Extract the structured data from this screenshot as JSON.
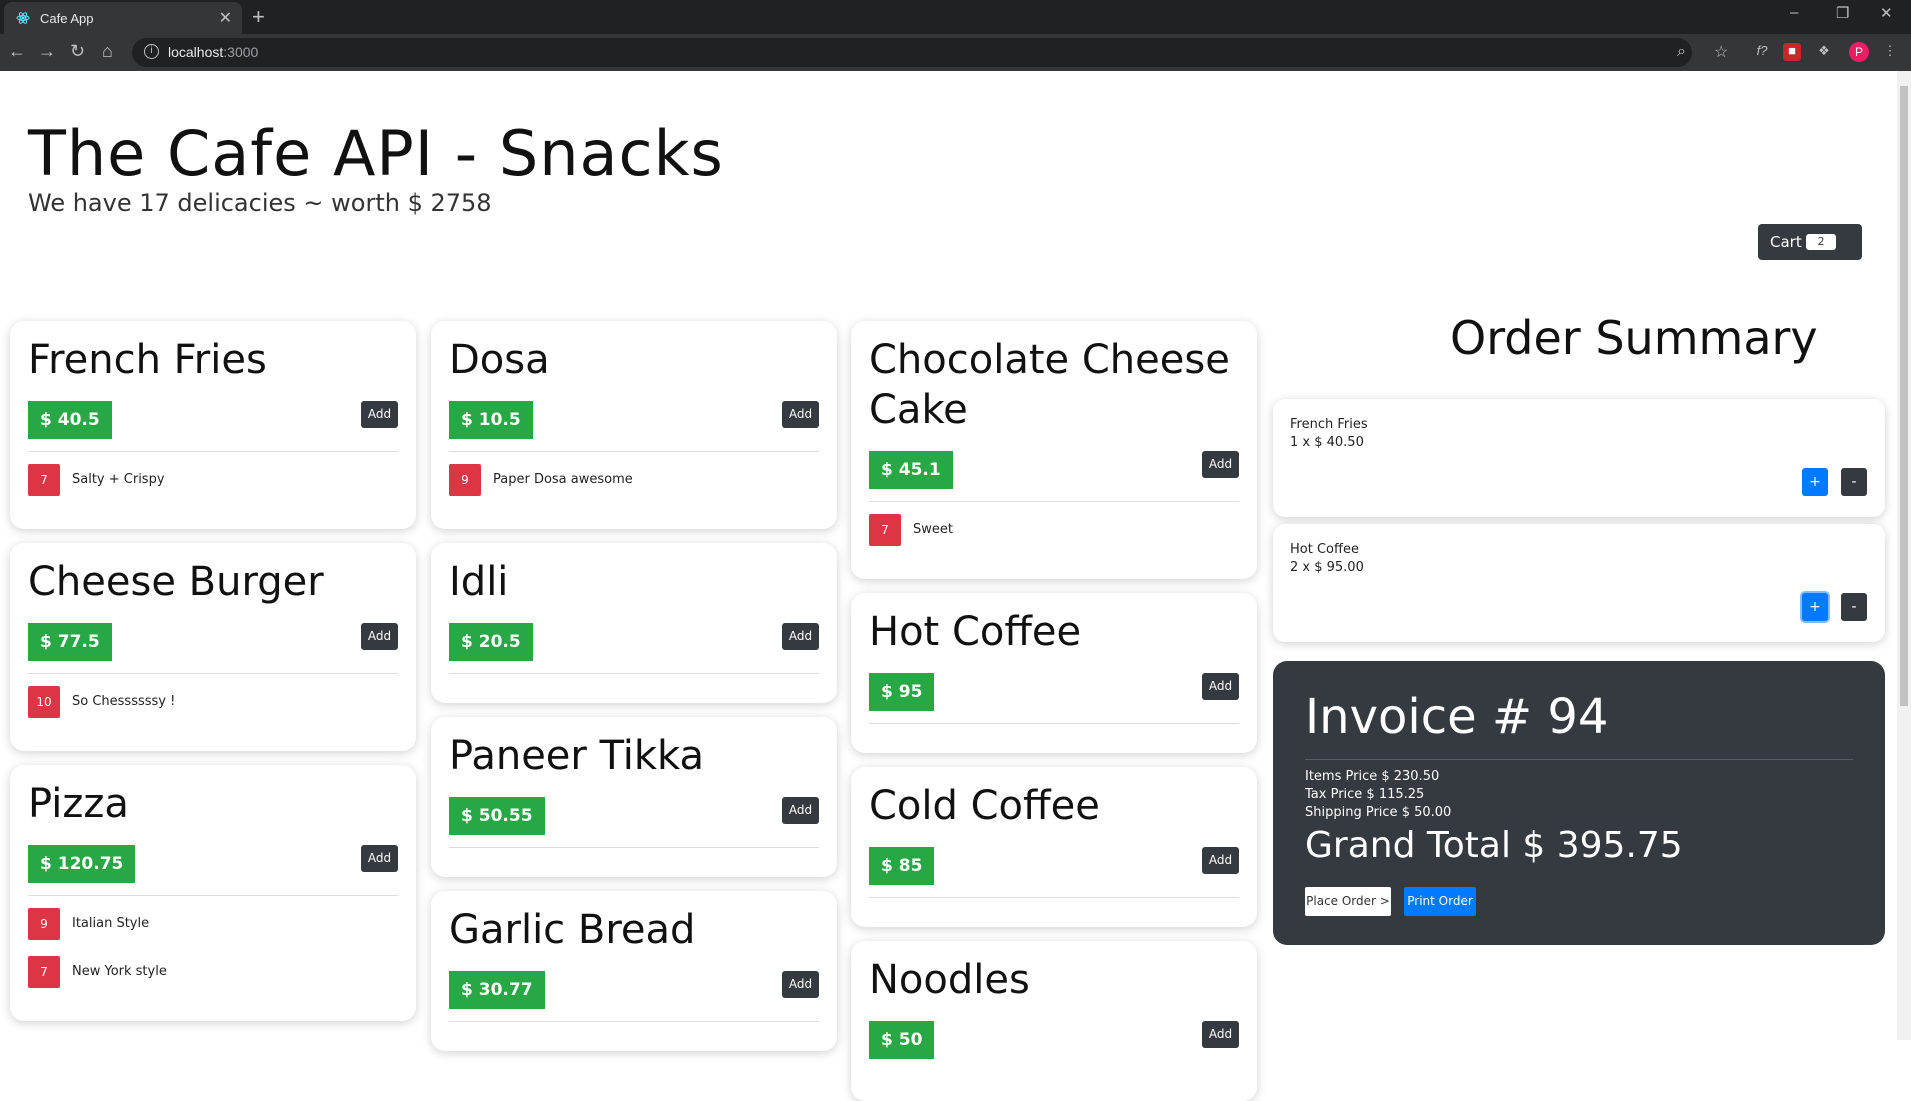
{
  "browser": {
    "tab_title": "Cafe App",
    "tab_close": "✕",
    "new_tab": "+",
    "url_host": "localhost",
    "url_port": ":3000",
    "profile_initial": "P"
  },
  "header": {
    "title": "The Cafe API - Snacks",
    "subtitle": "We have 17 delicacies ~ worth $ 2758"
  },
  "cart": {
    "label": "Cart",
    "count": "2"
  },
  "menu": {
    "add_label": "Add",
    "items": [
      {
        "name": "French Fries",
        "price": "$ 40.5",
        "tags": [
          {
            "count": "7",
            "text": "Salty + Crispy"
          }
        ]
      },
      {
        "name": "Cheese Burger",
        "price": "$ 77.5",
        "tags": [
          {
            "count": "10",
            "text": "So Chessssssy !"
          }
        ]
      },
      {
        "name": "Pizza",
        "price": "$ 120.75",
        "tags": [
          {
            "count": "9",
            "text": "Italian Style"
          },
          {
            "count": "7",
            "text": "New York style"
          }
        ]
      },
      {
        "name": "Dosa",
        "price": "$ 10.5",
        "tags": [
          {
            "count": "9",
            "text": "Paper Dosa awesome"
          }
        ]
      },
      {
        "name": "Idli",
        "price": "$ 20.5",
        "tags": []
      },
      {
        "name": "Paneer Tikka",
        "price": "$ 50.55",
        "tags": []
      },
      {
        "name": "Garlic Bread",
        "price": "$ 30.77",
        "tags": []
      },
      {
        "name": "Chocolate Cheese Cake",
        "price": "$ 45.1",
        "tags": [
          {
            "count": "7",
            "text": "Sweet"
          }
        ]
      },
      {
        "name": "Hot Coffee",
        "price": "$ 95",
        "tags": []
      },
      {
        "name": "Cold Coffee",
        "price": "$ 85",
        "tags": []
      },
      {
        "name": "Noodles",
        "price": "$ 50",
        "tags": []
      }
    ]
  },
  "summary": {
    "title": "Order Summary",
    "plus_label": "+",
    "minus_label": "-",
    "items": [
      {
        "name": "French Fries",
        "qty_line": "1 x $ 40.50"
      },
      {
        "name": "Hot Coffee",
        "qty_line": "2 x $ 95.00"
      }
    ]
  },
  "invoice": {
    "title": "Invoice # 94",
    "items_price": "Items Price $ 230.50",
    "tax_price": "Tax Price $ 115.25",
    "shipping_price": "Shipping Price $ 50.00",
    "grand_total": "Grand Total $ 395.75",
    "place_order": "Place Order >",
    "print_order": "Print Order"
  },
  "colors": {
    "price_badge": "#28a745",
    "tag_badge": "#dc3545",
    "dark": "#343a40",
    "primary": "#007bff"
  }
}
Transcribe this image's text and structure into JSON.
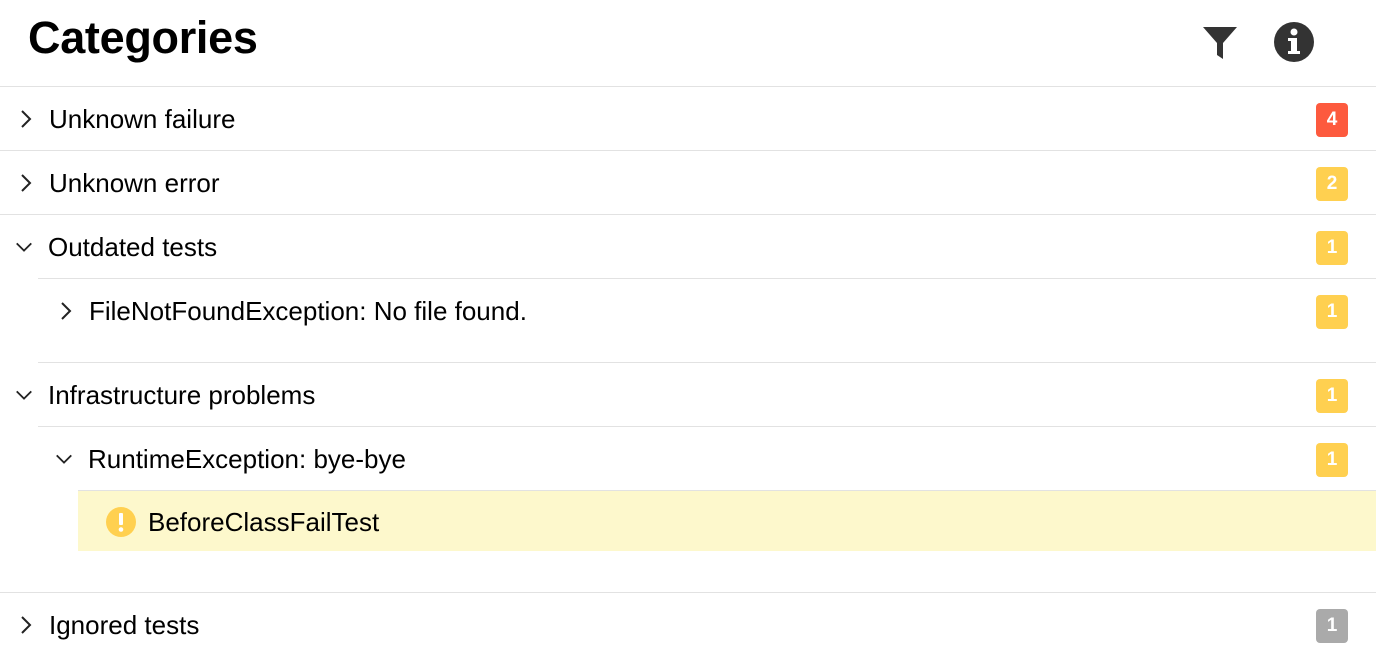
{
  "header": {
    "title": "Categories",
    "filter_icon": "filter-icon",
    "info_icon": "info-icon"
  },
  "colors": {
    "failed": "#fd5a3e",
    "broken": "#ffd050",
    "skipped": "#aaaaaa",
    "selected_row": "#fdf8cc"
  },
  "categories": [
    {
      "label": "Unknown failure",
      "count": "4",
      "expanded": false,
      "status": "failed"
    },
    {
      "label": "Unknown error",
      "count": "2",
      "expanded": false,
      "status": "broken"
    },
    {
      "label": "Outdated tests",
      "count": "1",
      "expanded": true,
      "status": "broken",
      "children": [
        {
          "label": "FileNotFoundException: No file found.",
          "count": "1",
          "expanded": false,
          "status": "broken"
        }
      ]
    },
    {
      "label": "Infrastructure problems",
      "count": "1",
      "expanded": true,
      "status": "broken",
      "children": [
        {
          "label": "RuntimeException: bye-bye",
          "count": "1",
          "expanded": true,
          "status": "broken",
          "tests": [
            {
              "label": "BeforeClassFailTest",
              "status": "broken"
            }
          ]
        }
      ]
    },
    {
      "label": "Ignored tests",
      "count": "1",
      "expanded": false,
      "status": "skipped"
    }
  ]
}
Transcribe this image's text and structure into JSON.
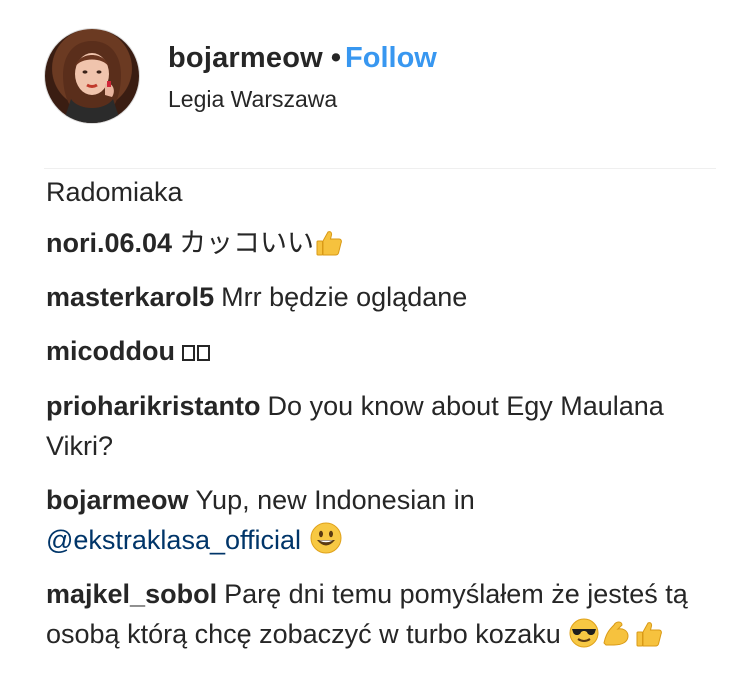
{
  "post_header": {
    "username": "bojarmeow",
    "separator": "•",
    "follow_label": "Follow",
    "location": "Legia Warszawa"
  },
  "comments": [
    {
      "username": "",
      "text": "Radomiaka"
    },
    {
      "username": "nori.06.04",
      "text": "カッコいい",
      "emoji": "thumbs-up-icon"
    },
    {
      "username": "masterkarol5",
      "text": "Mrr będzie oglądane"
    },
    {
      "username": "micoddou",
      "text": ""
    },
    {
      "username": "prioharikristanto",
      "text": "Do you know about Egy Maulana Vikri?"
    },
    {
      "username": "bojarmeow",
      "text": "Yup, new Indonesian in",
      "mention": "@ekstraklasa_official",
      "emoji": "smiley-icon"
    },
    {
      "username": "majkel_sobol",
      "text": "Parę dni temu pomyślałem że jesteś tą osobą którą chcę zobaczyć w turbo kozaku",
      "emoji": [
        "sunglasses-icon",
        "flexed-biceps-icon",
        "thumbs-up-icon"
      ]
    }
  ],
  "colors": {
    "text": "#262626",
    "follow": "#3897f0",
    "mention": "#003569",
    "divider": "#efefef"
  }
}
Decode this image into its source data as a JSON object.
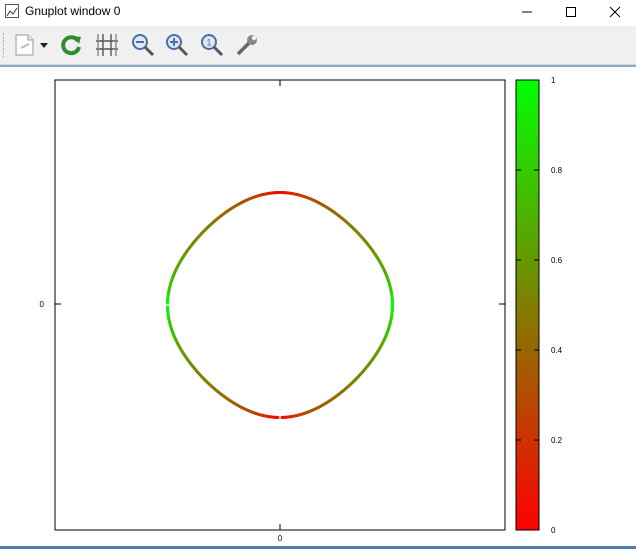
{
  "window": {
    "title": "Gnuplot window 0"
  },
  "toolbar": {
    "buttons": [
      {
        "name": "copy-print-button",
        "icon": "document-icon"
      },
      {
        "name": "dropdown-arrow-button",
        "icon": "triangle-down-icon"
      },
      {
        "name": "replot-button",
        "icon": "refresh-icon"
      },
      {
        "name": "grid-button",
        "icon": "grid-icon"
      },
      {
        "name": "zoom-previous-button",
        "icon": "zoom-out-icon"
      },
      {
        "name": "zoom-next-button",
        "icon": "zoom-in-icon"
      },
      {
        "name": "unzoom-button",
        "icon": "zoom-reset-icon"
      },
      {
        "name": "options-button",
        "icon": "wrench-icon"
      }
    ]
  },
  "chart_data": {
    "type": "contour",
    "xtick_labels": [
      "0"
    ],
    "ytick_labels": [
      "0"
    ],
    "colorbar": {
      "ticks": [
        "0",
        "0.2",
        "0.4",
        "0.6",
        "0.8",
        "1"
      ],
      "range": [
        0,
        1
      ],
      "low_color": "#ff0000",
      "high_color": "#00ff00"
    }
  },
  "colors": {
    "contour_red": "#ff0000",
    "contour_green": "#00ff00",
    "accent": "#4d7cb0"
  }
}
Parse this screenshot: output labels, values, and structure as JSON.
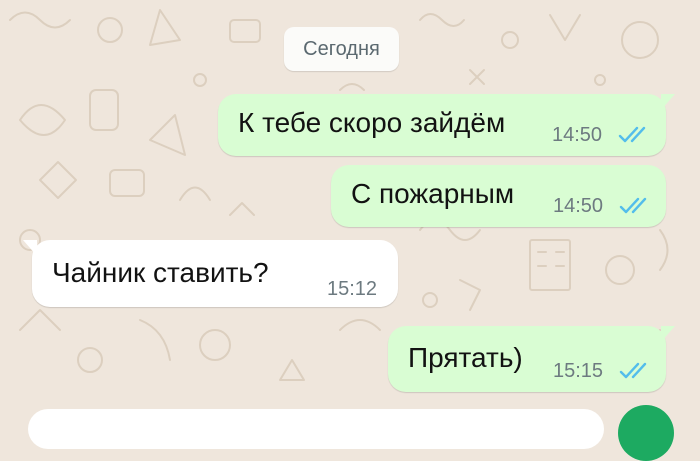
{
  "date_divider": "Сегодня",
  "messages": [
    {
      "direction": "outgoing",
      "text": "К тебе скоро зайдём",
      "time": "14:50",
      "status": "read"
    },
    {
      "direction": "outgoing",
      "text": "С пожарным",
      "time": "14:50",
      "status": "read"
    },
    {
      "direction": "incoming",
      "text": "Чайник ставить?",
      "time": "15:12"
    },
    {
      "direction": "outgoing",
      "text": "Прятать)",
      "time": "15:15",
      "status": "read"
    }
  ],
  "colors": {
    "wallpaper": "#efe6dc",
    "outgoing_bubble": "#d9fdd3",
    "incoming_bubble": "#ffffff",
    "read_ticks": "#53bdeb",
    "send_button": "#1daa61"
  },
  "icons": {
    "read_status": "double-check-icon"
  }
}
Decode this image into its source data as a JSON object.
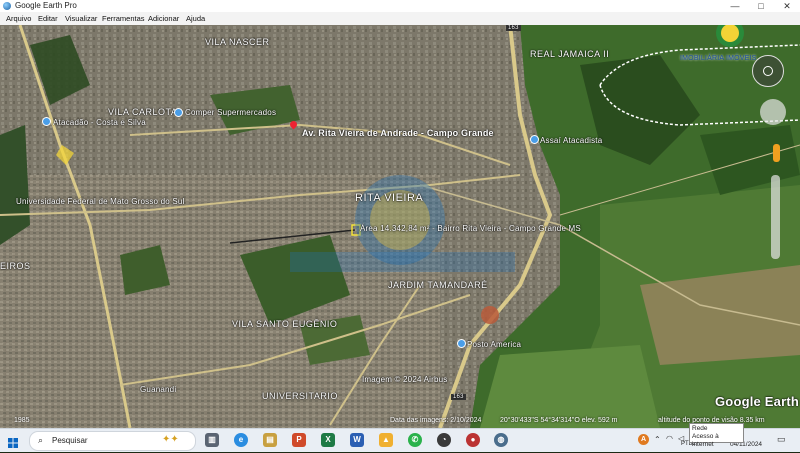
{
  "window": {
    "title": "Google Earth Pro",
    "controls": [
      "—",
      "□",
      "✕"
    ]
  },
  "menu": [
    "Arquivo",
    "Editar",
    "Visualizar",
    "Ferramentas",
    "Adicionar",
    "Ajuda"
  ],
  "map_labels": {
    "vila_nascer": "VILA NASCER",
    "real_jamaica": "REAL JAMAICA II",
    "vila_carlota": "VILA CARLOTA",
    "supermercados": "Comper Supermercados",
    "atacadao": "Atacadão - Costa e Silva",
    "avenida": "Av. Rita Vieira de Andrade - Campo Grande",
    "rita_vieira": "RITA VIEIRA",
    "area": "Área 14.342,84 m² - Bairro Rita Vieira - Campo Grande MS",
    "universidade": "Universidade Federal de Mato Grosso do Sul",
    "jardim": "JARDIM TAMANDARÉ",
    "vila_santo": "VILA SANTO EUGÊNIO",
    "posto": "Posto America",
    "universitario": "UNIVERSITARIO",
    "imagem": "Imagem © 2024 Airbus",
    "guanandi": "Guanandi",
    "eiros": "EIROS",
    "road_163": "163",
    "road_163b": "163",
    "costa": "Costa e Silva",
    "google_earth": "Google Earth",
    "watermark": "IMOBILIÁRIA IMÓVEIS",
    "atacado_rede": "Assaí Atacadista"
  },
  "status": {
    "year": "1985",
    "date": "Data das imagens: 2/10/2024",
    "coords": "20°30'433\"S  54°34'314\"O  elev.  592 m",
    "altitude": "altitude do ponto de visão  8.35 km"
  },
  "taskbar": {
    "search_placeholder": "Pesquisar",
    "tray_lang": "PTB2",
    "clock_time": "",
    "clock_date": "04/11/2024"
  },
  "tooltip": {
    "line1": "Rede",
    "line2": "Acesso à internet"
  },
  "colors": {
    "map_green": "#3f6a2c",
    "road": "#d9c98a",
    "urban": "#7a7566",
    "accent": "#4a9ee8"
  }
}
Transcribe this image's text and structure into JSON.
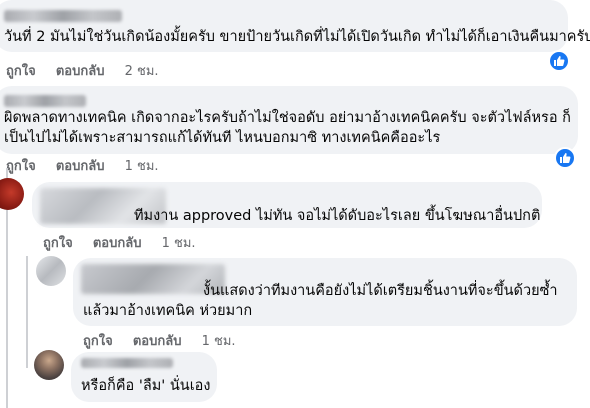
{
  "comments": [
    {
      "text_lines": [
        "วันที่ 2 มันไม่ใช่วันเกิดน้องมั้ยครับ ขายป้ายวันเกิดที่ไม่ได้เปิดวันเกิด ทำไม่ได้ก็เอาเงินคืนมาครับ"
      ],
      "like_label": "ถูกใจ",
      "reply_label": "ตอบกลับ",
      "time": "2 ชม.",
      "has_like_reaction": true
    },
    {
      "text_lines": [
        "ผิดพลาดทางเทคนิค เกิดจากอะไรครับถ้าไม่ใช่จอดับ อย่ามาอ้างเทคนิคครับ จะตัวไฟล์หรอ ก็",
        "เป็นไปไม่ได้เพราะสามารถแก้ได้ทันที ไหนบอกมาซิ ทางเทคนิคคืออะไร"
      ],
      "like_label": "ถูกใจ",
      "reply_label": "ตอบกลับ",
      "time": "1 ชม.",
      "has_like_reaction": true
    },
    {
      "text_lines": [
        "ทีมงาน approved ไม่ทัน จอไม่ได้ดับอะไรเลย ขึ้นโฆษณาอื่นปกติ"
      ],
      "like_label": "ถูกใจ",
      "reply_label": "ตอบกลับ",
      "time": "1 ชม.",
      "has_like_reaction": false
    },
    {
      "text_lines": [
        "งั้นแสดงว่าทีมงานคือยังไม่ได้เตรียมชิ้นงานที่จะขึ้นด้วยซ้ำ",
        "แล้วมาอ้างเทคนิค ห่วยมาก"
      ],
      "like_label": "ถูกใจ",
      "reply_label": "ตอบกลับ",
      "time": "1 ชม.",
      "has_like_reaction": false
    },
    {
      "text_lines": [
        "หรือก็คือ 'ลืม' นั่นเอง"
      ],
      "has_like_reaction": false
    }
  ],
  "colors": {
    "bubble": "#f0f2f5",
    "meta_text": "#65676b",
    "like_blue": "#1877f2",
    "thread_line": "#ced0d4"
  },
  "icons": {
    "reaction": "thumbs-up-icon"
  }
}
○ ○ ○ ○ ○
Exercise goal: Copy each line above that contains the string "Campo".

Correct answer:
    "avenida": "Av. Rita Vieira de Andrade - Campo Grande",
    "area": "Área 14.342,84 m² - Bairro Rita Vieira - Campo Grande MS",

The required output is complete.